# Start of Data for this task

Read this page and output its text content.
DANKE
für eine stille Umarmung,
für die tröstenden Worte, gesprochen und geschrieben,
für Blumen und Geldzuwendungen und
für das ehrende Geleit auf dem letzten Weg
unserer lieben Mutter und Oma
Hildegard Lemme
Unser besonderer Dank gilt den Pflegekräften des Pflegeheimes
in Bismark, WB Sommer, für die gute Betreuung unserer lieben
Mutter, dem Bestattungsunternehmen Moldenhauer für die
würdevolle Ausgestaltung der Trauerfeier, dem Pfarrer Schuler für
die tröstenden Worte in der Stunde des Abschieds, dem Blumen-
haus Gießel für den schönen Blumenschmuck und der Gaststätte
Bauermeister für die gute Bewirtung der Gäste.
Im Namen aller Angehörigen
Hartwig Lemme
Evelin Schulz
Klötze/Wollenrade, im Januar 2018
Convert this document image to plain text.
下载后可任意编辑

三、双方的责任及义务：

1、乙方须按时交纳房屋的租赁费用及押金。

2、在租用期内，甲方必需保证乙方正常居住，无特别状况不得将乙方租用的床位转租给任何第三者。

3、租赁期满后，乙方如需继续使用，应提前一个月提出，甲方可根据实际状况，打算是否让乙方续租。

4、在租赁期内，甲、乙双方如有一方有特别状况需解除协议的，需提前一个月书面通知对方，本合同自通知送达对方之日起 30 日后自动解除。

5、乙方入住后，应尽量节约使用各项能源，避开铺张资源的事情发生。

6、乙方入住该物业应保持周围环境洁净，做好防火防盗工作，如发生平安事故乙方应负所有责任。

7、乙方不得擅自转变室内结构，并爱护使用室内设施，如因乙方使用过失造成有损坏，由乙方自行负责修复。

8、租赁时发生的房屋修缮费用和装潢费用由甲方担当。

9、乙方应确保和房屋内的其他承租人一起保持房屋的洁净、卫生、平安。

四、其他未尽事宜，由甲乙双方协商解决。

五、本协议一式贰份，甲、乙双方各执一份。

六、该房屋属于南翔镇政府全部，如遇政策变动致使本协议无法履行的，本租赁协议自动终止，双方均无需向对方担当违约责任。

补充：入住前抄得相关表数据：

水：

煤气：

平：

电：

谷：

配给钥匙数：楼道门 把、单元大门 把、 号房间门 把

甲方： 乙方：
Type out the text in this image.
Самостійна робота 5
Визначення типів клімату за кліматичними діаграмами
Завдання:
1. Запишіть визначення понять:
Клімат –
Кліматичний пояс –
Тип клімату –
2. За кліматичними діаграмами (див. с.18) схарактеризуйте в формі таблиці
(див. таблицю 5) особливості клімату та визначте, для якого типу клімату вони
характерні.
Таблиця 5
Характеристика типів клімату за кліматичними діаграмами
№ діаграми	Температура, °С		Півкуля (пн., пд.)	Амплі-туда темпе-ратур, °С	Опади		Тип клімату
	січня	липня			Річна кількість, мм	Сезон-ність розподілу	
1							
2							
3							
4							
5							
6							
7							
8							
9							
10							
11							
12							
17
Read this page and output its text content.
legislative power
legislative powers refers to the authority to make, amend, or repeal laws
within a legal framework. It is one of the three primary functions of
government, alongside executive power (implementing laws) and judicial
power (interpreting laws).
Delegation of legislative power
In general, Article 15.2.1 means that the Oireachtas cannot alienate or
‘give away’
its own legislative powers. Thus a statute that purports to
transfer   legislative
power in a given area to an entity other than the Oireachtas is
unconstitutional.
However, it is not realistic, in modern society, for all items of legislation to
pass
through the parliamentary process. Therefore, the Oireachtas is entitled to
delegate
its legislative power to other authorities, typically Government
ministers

# End of Data for this task

Check each line of the data above for the word "that" and say how many lines contain it, giving nothing besides the number.

- Reply:
2